* _Written exercise_:
Output all lines exactly, with nothing added or dropped.

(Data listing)
----------------

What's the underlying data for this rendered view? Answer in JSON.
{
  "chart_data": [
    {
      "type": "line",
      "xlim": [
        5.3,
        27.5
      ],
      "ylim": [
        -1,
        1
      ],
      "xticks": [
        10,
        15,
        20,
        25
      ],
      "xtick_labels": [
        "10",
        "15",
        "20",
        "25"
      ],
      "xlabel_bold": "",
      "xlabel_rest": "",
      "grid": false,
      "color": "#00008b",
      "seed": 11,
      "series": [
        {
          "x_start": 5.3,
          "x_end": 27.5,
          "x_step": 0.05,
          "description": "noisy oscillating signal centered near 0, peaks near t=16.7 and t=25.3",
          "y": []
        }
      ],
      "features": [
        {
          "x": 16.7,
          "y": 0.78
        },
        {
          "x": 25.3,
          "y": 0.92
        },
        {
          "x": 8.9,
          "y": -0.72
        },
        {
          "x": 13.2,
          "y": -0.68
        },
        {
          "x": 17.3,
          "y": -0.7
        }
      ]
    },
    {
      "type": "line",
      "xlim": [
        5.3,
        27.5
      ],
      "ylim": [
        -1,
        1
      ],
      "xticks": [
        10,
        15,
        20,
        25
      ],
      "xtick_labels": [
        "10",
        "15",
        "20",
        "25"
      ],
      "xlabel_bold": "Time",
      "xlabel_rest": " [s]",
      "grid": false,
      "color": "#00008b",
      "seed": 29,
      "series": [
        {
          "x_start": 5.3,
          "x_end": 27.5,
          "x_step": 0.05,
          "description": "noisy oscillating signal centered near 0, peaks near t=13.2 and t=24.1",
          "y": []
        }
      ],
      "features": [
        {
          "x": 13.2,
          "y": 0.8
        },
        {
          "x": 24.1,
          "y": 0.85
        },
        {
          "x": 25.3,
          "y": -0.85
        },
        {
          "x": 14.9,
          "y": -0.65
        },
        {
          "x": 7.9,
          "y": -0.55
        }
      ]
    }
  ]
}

----------------

* _Complete response_:
What's the underlying data for this rendered view? Answer in JSON.
{
  "chart_data": [
    {
      "type": "line",
      "xlim": [
        5.3,
        27.5
      ],
      "ylim": [
        -1,
        1
      ],
      "xticks": [
        10,
        15,
        20,
        25
      ],
      "xtick_labels": [
        "10",
        "15",
        "20",
        "25"
      ],
      "xlabel_bold": "",
      "xlabel_rest": "",
      "grid": false,
      "color": "#00008b",
      "seed": 11,
      "series": [
        {
          "x_start": 5.3,
          "x_end": 27.5,
          "x_step": 0.05,
          "description": "noisy oscillating signal centered near 0, peaks near t=16.7 and t=25.3",
          "y": []
        }
      ],
      "features": [
        {
          "x": 16.7,
          "y": 0.78
        },
        {
          "x": 25.3,
          "y": 0.92
        },
        {
          "x": 8.9,
          "y": -0.72
        },
        {
          "x": 13.2,
          "y": -0.68
        },
        {
          "x": 17.3,
          "y": -0.7
        }
      ]
    },
    {
      "type": "line",
      "xlim": [
        5.3,
        27.5
      ],
      "ylim": [
        -1,
        1
      ],
      "xticks": [
        10,
        15,
        20,
        25
      ],
      "xtick_labels": [
        "10",
        "15",
        "20",
        "25"
      ],
      "xlabel_bold": "Time",
      "xlabel_rest": " [s]",
      "grid": false,
      "color": "#00008b",
      "seed": 29,
      "series": [
        {
          "x_start": 5.3,
          "x_end": 27.5,
          "x_step": 0.05,
          "description": "noisy oscillating signal centered near 0, peaks near t=13.2 and t=24.1",
          "y": []
        }
      ],
      "features": [
        {
          "x": 13.2,
          "y": 0.8
        },
        {
          "x": 24.1,
          "y": 0.85
        },
        {
          "x": 25.3,
          "y": -0.85
        },
        {
          "x": 14.9,
          "y": -0.65
        },
        {
          "x": 7.9,
          "y": -0.55
        }
      ]
    }
  ]
}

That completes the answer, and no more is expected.